— Start Dataset rows —

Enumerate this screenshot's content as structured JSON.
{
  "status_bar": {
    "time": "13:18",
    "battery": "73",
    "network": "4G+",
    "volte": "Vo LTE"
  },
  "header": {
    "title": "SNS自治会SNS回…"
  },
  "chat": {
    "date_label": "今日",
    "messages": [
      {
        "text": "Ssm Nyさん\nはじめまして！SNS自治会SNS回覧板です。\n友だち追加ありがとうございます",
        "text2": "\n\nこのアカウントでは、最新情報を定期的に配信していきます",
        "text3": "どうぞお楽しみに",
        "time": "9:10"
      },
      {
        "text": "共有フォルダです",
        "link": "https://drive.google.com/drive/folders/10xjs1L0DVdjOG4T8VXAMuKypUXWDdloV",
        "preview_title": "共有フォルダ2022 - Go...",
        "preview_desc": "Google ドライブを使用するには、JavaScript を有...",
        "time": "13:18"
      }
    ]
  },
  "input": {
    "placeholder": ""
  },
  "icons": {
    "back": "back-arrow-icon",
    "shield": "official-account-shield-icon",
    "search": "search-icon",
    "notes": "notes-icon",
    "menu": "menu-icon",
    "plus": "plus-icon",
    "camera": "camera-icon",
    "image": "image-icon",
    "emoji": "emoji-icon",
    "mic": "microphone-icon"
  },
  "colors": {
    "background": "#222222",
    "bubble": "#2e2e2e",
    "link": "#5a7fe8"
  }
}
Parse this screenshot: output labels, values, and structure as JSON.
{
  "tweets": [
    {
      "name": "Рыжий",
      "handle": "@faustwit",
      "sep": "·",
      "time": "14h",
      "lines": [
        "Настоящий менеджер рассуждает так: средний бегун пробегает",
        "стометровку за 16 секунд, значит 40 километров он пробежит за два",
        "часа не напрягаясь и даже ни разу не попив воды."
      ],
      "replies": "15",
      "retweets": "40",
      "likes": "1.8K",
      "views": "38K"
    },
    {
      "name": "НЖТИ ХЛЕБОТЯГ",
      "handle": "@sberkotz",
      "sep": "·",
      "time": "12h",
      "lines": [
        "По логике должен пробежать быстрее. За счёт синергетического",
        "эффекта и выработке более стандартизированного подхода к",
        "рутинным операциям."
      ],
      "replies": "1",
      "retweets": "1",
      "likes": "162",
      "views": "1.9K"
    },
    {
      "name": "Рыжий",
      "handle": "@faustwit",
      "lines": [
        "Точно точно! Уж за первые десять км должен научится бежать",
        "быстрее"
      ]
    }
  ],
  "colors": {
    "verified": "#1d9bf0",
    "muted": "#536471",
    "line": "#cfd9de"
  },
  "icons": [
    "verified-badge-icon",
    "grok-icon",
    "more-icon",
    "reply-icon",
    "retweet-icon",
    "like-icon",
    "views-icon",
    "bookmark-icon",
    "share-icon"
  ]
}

— End Dataset rows —

Written problem: Retype the entries one by one, exactly.

Correct response:
Enumerate this screenshot's content as structured JSON.
{
  "status_bar": {
    "time": "13:18",
    "battery": "73",
    "network": "4G+",
    "volte": "Vo LTE"
  },
  "header": {
    "title": "SNS自治会SNS回…"
  },
  "chat": {
    "date_label": "今日",
    "messages": [
      {
        "text": "Ssm Nyさん\nはじめまして！SNS自治会SNS回覧板です。\n友だち追加ありがとうございます",
        "text2": "\n\nこのアカウントでは、最新情報を定期的に配信していきます",
        "text3": "どうぞお楽しみに",
        "time": "9:10"
      },
      {
        "text": "共有フォルダです",
        "link": "https://drive.google.com/drive/folders/10xjs1L0DVdjOG4T8VXAMuKypUXWDdloV",
        "preview_title": "共有フォルダ2022 - Go...",
        "preview_desc": "Google ドライブを使用するには、JavaScript を有...",
        "time": "13:18"
      }
    ]
  },
  "input": {
    "placeholder": ""
  },
  "icons": {
    "back": "back-arrow-icon",
    "shield": "official-account-shield-icon",
    "search": "search-icon",
    "notes": "notes-icon",
    "menu": "menu-icon",
    "plus": "plus-icon",
    "camera": "camera-icon",
    "image": "image-icon",
    "emoji": "emoji-icon",
    "mic": "microphone-icon"
  },
  "colors": {
    "background": "#222222",
    "bubble": "#2e2e2e",
    "link": "#5a7fe8"
  }
}
Parse this screenshot: output labels, values, and structure as JSON.
{
  "tweets": [
    {
      "name": "Рыжий",
      "handle": "@faustwit",
      "sep": "·",
      "time": "14h",
      "lines": [
        "Настоящий менеджер рассуждает так: средний бегун пробегает",
        "стометровку за 16 секунд, значит 40 километров он пробежит за два",
        "часа не напрягаясь и даже ни разу не попив воды."
      ],
      "replies": "15",
      "retweets": "40",
      "likes": "1.8K",
      "views": "38K"
    },
    {
      "name": "НЖТИ ХЛЕБОТЯГ",
      "handle": "@sberkotz",
      "sep": "·",
      "time": "12h",
      "lines": [
        "По логике должен пробежать быстрее. За счёт синергетического",
        "эффекта и выработке более стандартизированного подхода к",
        "рутинным операциям."
      ],
      "replies": "1",
      "retweets": "1",
      "likes": "162",
      "views": "1.9K"
    },
    {
      "name": "Рыжий",
      "handle": "@faustwit",
      "lines": [
        "Точно точно! Уж за первые десять км должен научится бежать",
        "быстрее"
      ]
    }
  ],
  "colors": {
    "verified": "#1d9bf0",
    "muted": "#536471",
    "line": "#cfd9de"
  },
  "icons": [
    "verified-badge-icon",
    "grok-icon",
    "more-icon",
    "reply-icon",
    "retweet-icon",
    "like-icon",
    "views-icon",
    "bookmark-icon",
    "share-icon"
  ]
}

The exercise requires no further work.